* **RECORD LIST**:
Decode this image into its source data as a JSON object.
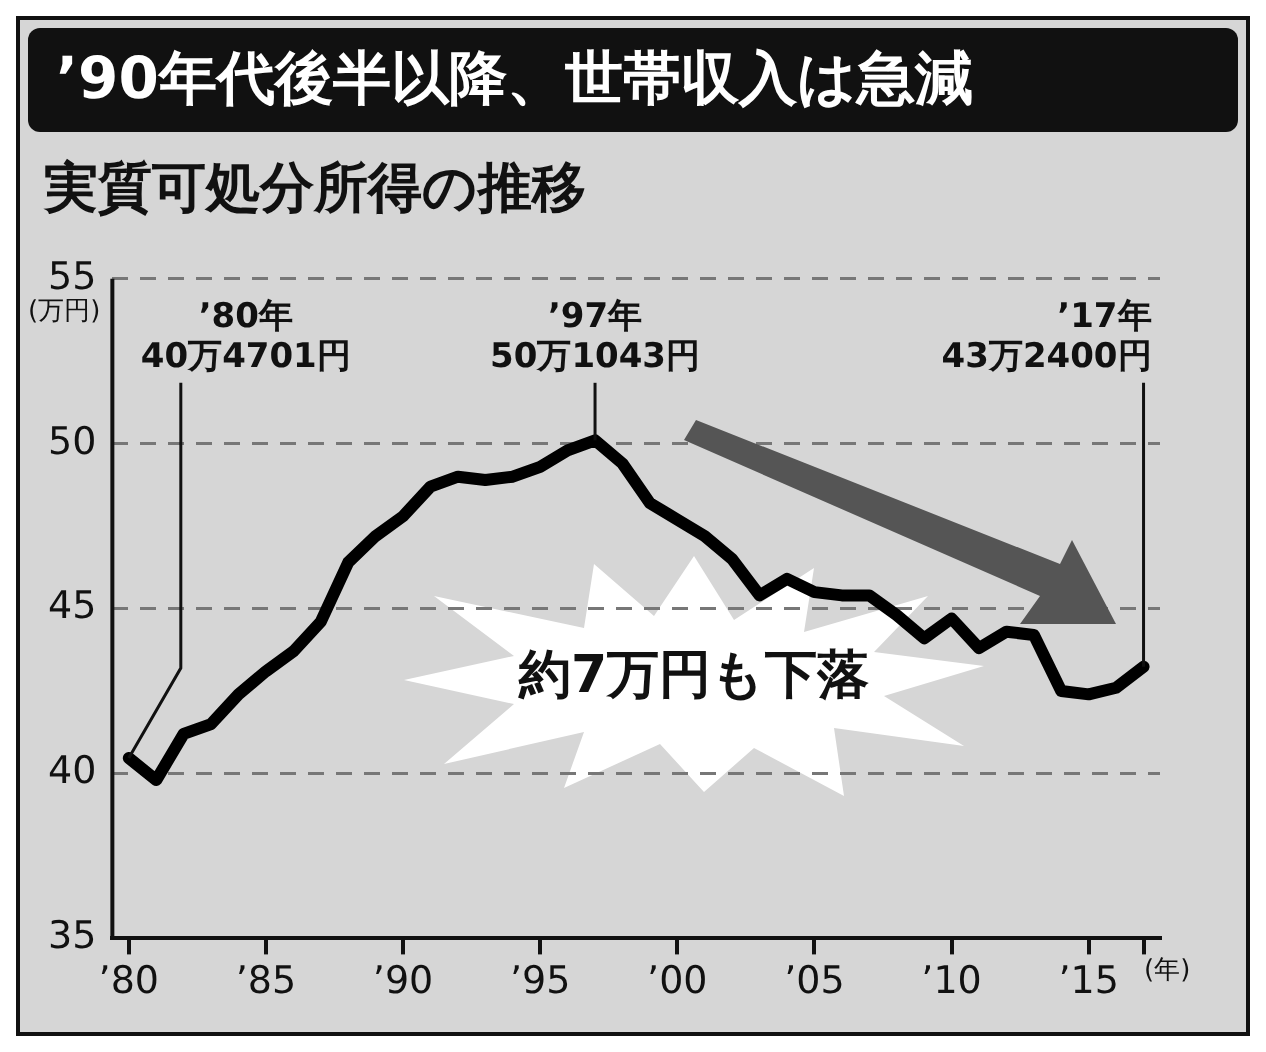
{
  "chart_data": {
    "type": "line",
    "title": "’90年代後半以降、世帯収入は急減",
    "subtitle": "実質可処分所得の推移",
    "xlabel": "(年)",
    "ylabel": "(万円)",
    "x": [
      1980,
      1981,
      1982,
      1983,
      1984,
      1985,
      1986,
      1987,
      1988,
      1989,
      1990,
      1991,
      1992,
      1993,
      1994,
      1995,
      1996,
      1997,
      1998,
      1999,
      2000,
      2001,
      2002,
      2003,
      2004,
      2005,
      2006,
      2007,
      2008,
      2009,
      2010,
      2011,
      2012,
      2013,
      2014,
      2015,
      2016,
      2017
    ],
    "series": [
      {
        "color": "#000000",
        "values": [
          40.4701,
          39.8,
          41.2,
          41.5,
          42.4,
          43.1,
          43.7,
          44.6,
          46.4,
          47.2,
          47.8,
          48.7,
          49.0,
          48.9,
          49.0,
          49.3,
          49.8,
          50.1043,
          49.4,
          48.2,
          47.7,
          47.2,
          46.5,
          45.4,
          45.9,
          45.5,
          45.4,
          45.4,
          44.8,
          44.1,
          44.7,
          43.8,
          44.3,
          44.2,
          42.5,
          42.4,
          42.6,
          43.24
        ]
      }
    ],
    "xlim": [
      1979.4,
      2017.6
    ],
    "xticks": [
      {
        "value": 1980,
        "label": "’80"
      },
      {
        "value": 1985,
        "label": "’85"
      },
      {
        "value": 1990,
        "label": "’90"
      },
      {
        "value": 1995,
        "label": "’95"
      },
      {
        "value": 2000,
        "label": "’00"
      },
      {
        "value": 2005,
        "label": "’05"
      },
      {
        "value": 2010,
        "label": "’10"
      },
      {
        "value": 2015,
        "label": "’15"
      },
      {
        "value": 2017,
        "label": null
      }
    ],
    "ylim": [
      35,
      55
    ],
    "yticks": [
      35,
      40,
      45,
      50,
      55
    ],
    "grid": "y",
    "legend": false,
    "marker": "none",
    "line_style": "solid",
    "annotations": [
      {
        "text": "’80年\n40万4701円",
        "x": 1980,
        "y": 40.4701
      },
      {
        "text": "’97年\n50万1043円",
        "x": 1997,
        "y": 50.1043
      },
      {
        "text": "’17年\n43万2400円",
        "x": 2017,
        "y": 43.24
      },
      "約7万円も下落"
    ]
  }
}
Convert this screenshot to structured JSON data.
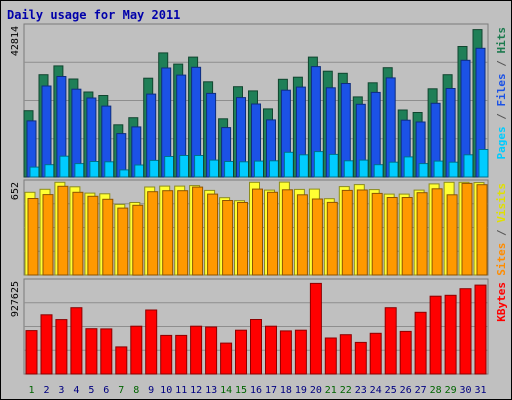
{
  "chart_data": {
    "type": "bar",
    "title": "Daily usage for May 2011",
    "categories": [
      "1",
      "2",
      "3",
      "4",
      "5",
      "6",
      "7",
      "8",
      "9",
      "10",
      "11",
      "12",
      "13",
      "14",
      "15",
      "16",
      "17",
      "18",
      "19",
      "20",
      "21",
      "22",
      "23",
      "24",
      "25",
      "26",
      "27",
      "28",
      "29",
      "30",
      "31"
    ],
    "weekend_days": [
      "1",
      "7",
      "8",
      "14",
      "15",
      "21",
      "22",
      "28",
      "29"
    ],
    "weekend_color": "#006400",
    "weekday_color": "#000080",
    "panels": [
      {
        "name": "hits-files-pages",
        "ylim": [
          0,
          42814
        ],
        "ymax_label": "42814",
        "legend": [
          {
            "text": "Pages",
            "color": "#00ccff"
          },
          {
            "text": " / ",
            "color": "#555555"
          },
          {
            "text": "Files",
            "color": "#1b52e6"
          },
          {
            "text": " / ",
            "color": "#555555"
          },
          {
            "text": "Hits",
            "color": "#1c7a4e"
          }
        ],
        "series": [
          {
            "name": "Hits",
            "color": "#1f7f57",
            "values": [
              18800,
              29000,
              31500,
              27800,
              24100,
              23100,
              14800,
              16800,
              28000,
              35200,
              32000,
              34000,
              27000,
              16500,
              25600,
              24400,
              19300,
              27700,
              28300,
              34000,
              30000,
              29400,
              22700,
              26700,
              31000,
              19000,
              18300,
              25000,
              29000,
              37000,
              41800
            ]
          },
          {
            "name": "Files",
            "color": "#1b52e6",
            "values": [
              15900,
              25800,
              28500,
              24900,
              22400,
              20100,
              12300,
              14200,
              23500,
              30900,
              28900,
              31100,
              23700,
              14000,
              22500,
              20700,
              16200,
              24600,
              25500,
              31300,
              25300,
              26500,
              20600,
              24000,
              28100,
              16100,
              15600,
              20900,
              25100,
              33100,
              36500
            ]
          },
          {
            "name": "Pages",
            "color": "#00ccff",
            "values": [
              2800,
              3500,
              5900,
              3800,
              4400,
              4300,
              2000,
              3400,
              4700,
              5800,
              6100,
              6100,
              4800,
              4400,
              4300,
              4500,
              4600,
              7000,
              6300,
              7200,
              6400,
              4600,
              4800,
              3500,
              4200,
              5700,
              3800,
              4500,
              4200,
              6300,
              7800
            ]
          }
        ]
      },
      {
        "name": "visits-sites",
        "ylim": [
          0,
          652
        ],
        "ymax_label": "652",
        "legend": [
          {
            "text": "Sites",
            "color": "#ff8c00"
          },
          {
            "text": " / ",
            "color": "#555555"
          },
          {
            "text": "Visits",
            "color": "#e0e000"
          }
        ],
        "series": [
          {
            "name": "Visits",
            "color": "#ffff33",
            "values": [
              580,
              601,
              650,
              618,
              574,
              569,
              495,
              508,
              617,
              623,
              623,
              627,
              593,
              542,
              521,
              650,
              595,
              651,
              600,
              602,
              535,
              620,
              634,
              599,
              567,
              567,
              595,
              639,
              650,
              650,
              648
            ]
          },
          {
            "name": "Sites",
            "color": "#ff9900",
            "values": [
              536,
              564,
              622,
              580,
              552,
              531,
              469,
              489,
              584,
              591,
              591,
              616,
              567,
              522,
              508,
              602,
              580,
              597,
              562,
              533,
              509,
              593,
              596,
              572,
              543,
              543,
              577,
              604,
              562,
              642,
              633
            ]
          }
        ]
      },
      {
        "name": "kbytes",
        "ylim": [
          0,
          927625
        ],
        "ymax_label": "927625",
        "legend": [
          {
            "text": "KBytes",
            "color": "#ff0000"
          }
        ],
        "series": [
          {
            "name": "KBytes",
            "color": "#ff0000",
            "values": [
              433000,
              590000,
              543000,
              661000,
              452000,
              450000,
              270000,
              477000,
              638000,
              385000,
              385000,
              477000,
              469000,
              308000,
              437000,
              544000,
              477000,
              430000,
              437000,
              904000,
              359000,
              392000,
              315000,
              406000,
              661000,
              425000,
              615000,
              776000,
              785000,
              851000,
              887000
            ]
          }
        ]
      }
    ]
  }
}
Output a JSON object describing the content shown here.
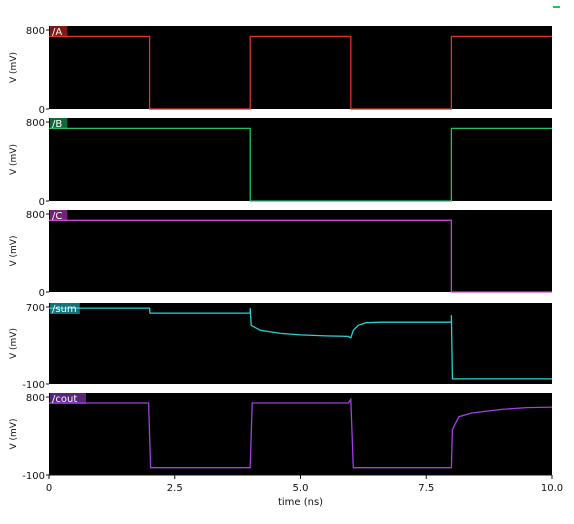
{
  "chart_data": [
    {
      "type": "line",
      "signal": "/A",
      "color": "#e0302a",
      "ylabel": "V (mV)",
      "ylim": [
        0,
        800
      ],
      "yticks": [
        "0",
        "800"
      ],
      "xlim": [
        0,
        10
      ],
      "points": [
        [
          0,
          700
        ],
        [
          2,
          700
        ],
        [
          2,
          0
        ],
        [
          4,
          0
        ],
        [
          4,
          700
        ],
        [
          6,
          700
        ],
        [
          6,
          0
        ],
        [
          8,
          0
        ],
        [
          8,
          700
        ],
        [
          10,
          700
        ]
      ]
    },
    {
      "type": "line",
      "signal": "/B",
      "color": "#1fc06a",
      "ylabel": "V (mV)",
      "ylim": [
        0,
        800
      ],
      "yticks": [
        "0",
        "800"
      ],
      "xlim": [
        0,
        10
      ],
      "points": [
        [
          0,
          700
        ],
        [
          4,
          700
        ],
        [
          4,
          0
        ],
        [
          8,
          0
        ],
        [
          8,
          700
        ],
        [
          10,
          700
        ]
      ]
    },
    {
      "type": "line",
      "signal": "/C",
      "color": "#d040d8",
      "ylabel": "V (mV)",
      "ylim": [
        0,
        800
      ],
      "yticks": [
        "0",
        "800"
      ],
      "xlim": [
        0,
        10
      ],
      "points": [
        [
          0,
          700
        ],
        [
          8,
          700
        ],
        [
          8,
          0
        ],
        [
          10,
          0
        ]
      ]
    },
    {
      "type": "line",
      "signal": "/sum",
      "color": "#2ad0d8",
      "ylabel": "V (mV)",
      "ylim": [
        -100,
        700
      ],
      "yticks": [
        "-100",
        "700"
      ],
      "xlim": [
        0,
        10
      ],
      "points": [
        [
          0,
          650
        ],
        [
          2,
          650
        ],
        [
          2.005,
          600
        ],
        [
          4,
          600
        ],
        [
          4,
          650
        ],
        [
          4.02,
          480
        ],
        [
          4.2,
          430
        ],
        [
          4.6,
          400
        ],
        [
          5,
          385
        ],
        [
          5.5,
          375
        ],
        [
          5.95,
          370
        ],
        [
          6,
          355
        ],
        [
          6.05,
          430
        ],
        [
          6.15,
          480
        ],
        [
          6.3,
          505
        ],
        [
          6.6,
          510
        ],
        [
          8,
          510
        ],
        [
          8,
          580
        ],
        [
          8.02,
          -50
        ],
        [
          10,
          -50
        ]
      ]
    },
    {
      "type": "line",
      "signal": "/cout",
      "color": "#a040e0",
      "ylabel": "V (mV)",
      "ylim": [
        -100,
        800
      ],
      "yticks": [
        "-100",
        "800"
      ],
      "xlim": [
        0,
        10
      ],
      "xticks": [
        "0",
        "2.5",
        "5.0",
        "7.5",
        "10.0"
      ],
      "xlabel": "time (ns)",
      "points": [
        [
          0,
          690
        ],
        [
          1.98,
          690
        ],
        [
          2.02,
          -20
        ],
        [
          4,
          -20
        ],
        [
          4.04,
          690
        ],
        [
          5.95,
          690
        ],
        [
          6,
          730
        ],
        [
          6.05,
          -20
        ],
        [
          8,
          -20
        ],
        [
          8.02,
          400
        ],
        [
          8.15,
          540
        ],
        [
          8.4,
          580
        ],
        [
          9,
          620
        ],
        [
          9.5,
          640
        ],
        [
          10,
          645
        ]
      ]
    }
  ]
}
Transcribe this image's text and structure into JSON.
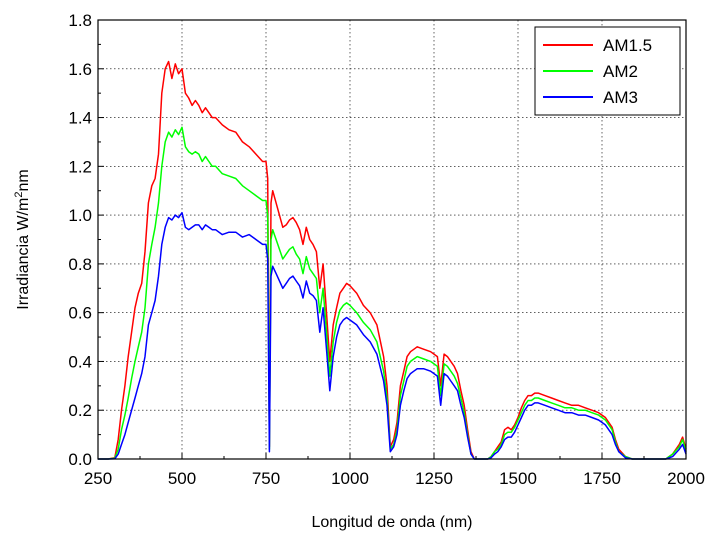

* **REQUIRED WORK**:
The records are above. How many lines in them contain the word "object"? Give the number alone.

* **THE SOLUTION**:
2